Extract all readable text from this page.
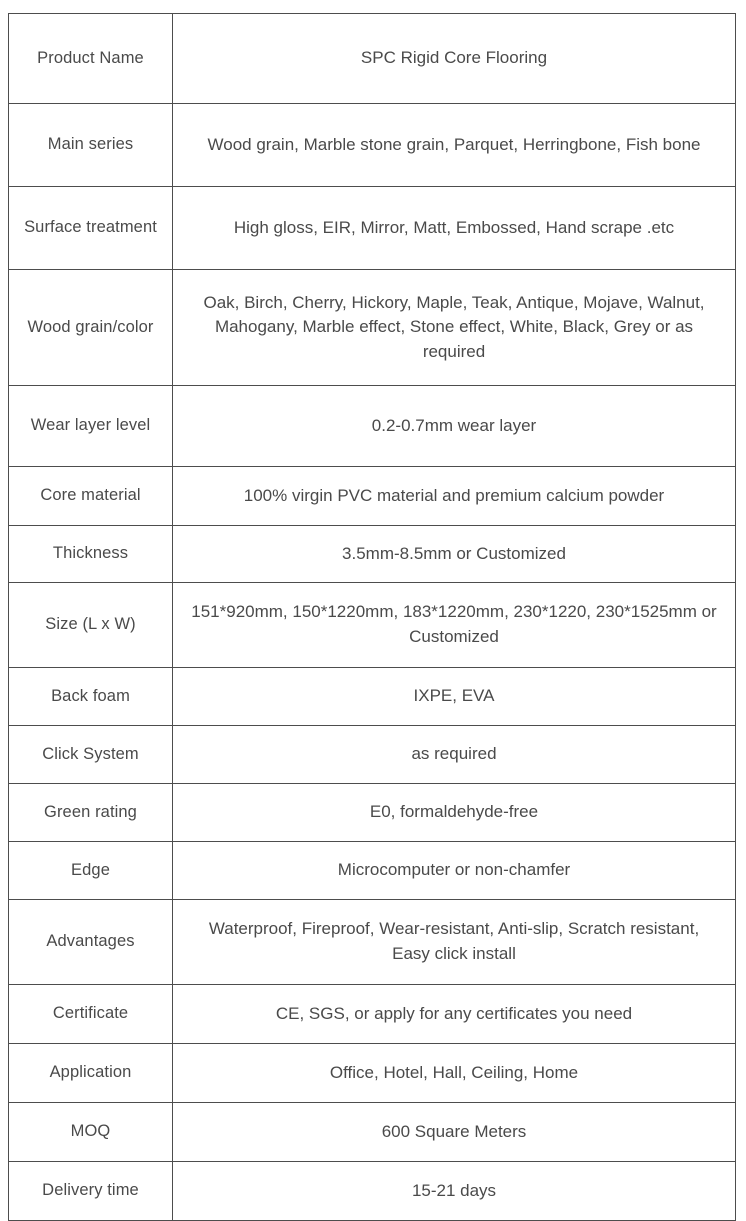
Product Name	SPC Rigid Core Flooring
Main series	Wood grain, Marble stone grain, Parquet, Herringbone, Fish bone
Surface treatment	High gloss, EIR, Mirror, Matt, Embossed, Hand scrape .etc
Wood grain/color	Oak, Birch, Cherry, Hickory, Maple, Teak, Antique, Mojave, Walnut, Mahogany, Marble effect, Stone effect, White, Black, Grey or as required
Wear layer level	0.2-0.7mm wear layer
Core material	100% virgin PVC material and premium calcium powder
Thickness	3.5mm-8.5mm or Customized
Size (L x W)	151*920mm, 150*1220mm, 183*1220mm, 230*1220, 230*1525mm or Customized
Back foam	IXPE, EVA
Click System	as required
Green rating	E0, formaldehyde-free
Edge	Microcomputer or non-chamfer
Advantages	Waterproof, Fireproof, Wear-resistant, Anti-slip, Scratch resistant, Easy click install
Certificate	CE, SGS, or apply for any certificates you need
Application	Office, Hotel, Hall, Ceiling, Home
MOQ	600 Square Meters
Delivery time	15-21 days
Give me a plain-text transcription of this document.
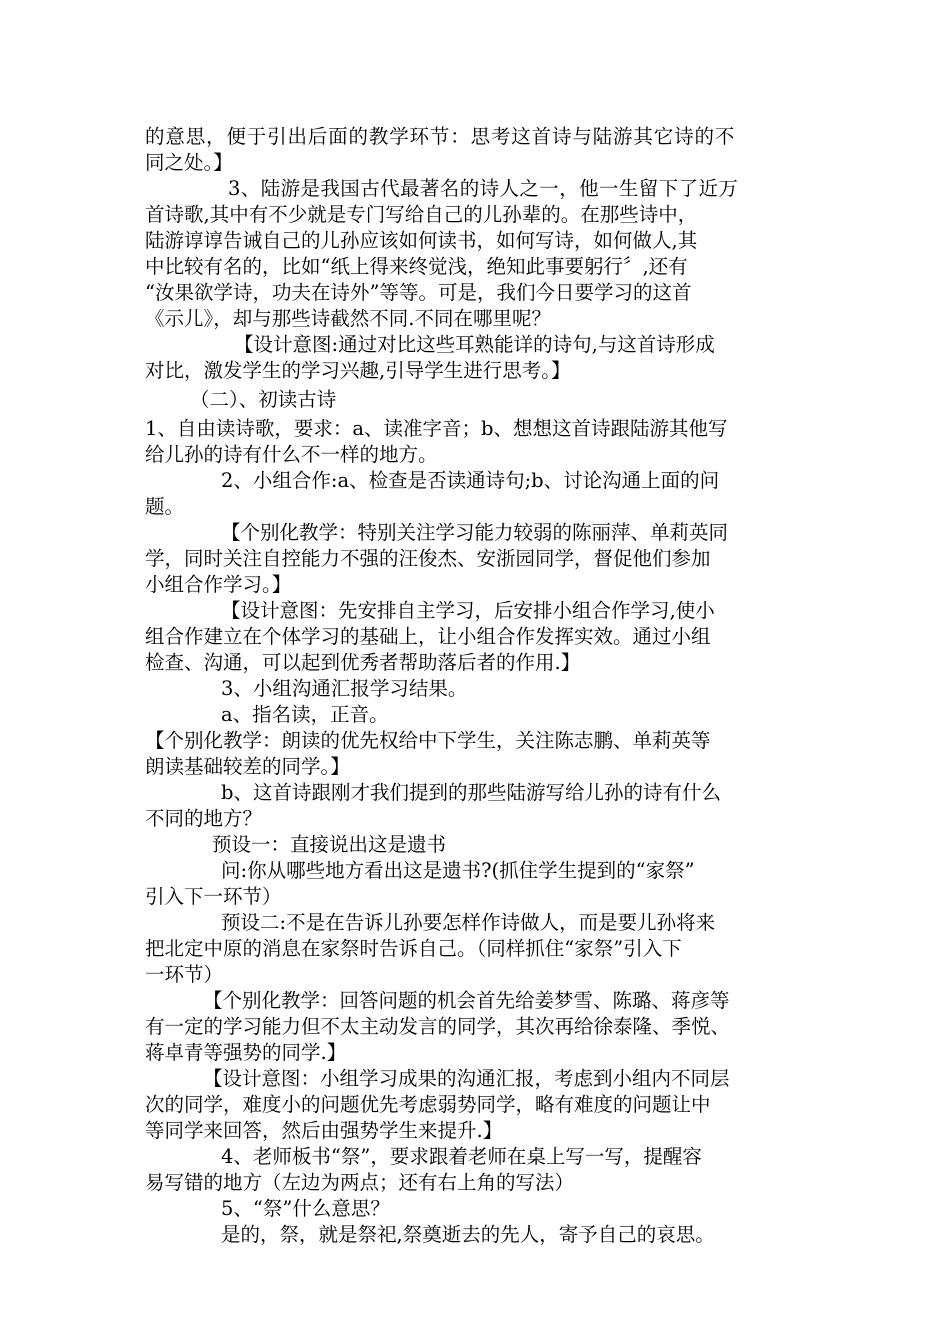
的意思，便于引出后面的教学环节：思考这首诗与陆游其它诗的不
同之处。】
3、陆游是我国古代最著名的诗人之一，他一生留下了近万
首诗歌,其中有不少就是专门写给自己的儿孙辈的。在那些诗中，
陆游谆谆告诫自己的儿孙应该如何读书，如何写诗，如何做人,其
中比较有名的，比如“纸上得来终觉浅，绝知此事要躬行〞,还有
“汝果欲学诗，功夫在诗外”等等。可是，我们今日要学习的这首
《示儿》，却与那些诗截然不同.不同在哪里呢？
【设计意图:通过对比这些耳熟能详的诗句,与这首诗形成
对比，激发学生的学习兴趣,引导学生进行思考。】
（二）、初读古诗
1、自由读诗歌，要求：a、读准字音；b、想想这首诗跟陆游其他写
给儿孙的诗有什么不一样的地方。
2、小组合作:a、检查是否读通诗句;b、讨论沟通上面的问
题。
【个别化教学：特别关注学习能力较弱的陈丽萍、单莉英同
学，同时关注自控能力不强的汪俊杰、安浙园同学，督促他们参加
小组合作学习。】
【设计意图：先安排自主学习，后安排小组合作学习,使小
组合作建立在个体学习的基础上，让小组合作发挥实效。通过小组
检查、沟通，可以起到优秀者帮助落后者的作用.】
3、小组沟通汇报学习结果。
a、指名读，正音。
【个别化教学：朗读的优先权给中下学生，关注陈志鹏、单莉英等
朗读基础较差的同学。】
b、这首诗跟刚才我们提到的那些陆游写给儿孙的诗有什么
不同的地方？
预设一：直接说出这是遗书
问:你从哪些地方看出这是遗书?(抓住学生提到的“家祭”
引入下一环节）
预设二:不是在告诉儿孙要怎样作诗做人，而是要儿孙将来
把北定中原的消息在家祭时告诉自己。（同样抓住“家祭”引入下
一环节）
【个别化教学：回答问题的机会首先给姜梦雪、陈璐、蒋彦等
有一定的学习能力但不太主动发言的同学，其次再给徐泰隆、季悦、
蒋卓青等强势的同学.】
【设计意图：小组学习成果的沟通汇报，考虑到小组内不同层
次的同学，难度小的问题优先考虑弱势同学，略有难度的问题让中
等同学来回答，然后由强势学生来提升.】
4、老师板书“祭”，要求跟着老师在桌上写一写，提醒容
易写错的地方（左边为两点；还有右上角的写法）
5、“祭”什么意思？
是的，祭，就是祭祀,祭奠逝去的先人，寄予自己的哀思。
---
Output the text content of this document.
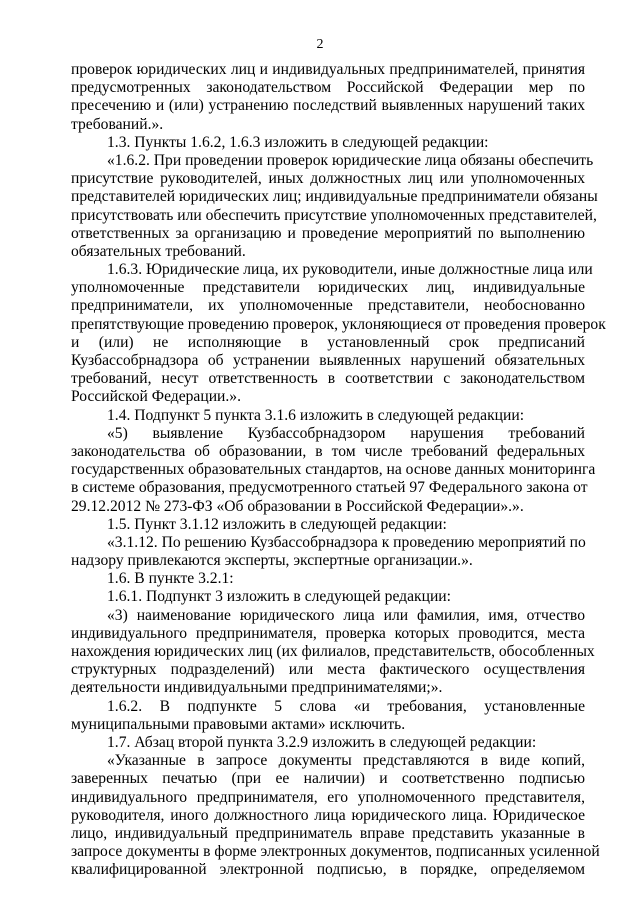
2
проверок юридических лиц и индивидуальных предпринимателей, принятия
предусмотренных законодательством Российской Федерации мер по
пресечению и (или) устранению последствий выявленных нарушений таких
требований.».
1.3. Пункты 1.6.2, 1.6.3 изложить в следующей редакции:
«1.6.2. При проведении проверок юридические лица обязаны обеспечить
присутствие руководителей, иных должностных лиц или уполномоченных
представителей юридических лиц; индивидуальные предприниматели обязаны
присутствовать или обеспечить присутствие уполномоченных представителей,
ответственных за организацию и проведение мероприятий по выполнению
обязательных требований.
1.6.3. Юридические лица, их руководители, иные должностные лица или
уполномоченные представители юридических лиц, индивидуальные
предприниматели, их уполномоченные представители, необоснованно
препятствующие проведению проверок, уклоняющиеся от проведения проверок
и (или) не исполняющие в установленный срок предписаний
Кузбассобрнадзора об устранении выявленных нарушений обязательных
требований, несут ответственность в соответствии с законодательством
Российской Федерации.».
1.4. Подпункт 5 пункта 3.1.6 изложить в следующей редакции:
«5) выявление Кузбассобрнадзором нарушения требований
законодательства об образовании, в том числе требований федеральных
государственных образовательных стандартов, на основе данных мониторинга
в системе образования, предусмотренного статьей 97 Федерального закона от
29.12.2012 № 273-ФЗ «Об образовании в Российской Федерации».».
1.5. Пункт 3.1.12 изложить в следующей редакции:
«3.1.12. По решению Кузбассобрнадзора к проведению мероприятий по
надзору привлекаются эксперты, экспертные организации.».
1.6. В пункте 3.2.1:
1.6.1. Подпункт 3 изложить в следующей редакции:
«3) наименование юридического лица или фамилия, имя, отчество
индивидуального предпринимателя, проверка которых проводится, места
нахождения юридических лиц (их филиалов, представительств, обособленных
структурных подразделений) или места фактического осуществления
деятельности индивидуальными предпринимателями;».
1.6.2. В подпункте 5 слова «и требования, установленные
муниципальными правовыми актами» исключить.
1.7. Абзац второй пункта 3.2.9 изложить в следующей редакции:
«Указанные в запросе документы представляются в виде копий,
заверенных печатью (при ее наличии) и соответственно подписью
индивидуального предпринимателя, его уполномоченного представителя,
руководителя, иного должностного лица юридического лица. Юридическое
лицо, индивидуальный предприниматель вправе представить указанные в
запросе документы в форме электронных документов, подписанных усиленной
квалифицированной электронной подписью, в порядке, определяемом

◆ **BRIEF**
Identify and copy lines that hold the string "проведению".

◆ **WRITTEN SOLUTION**
препятствующие проведению проверок, уклоняющиеся от проведения проверок
«3.1.12. По решению Кузбассобрнадзора к проведению мероприятий по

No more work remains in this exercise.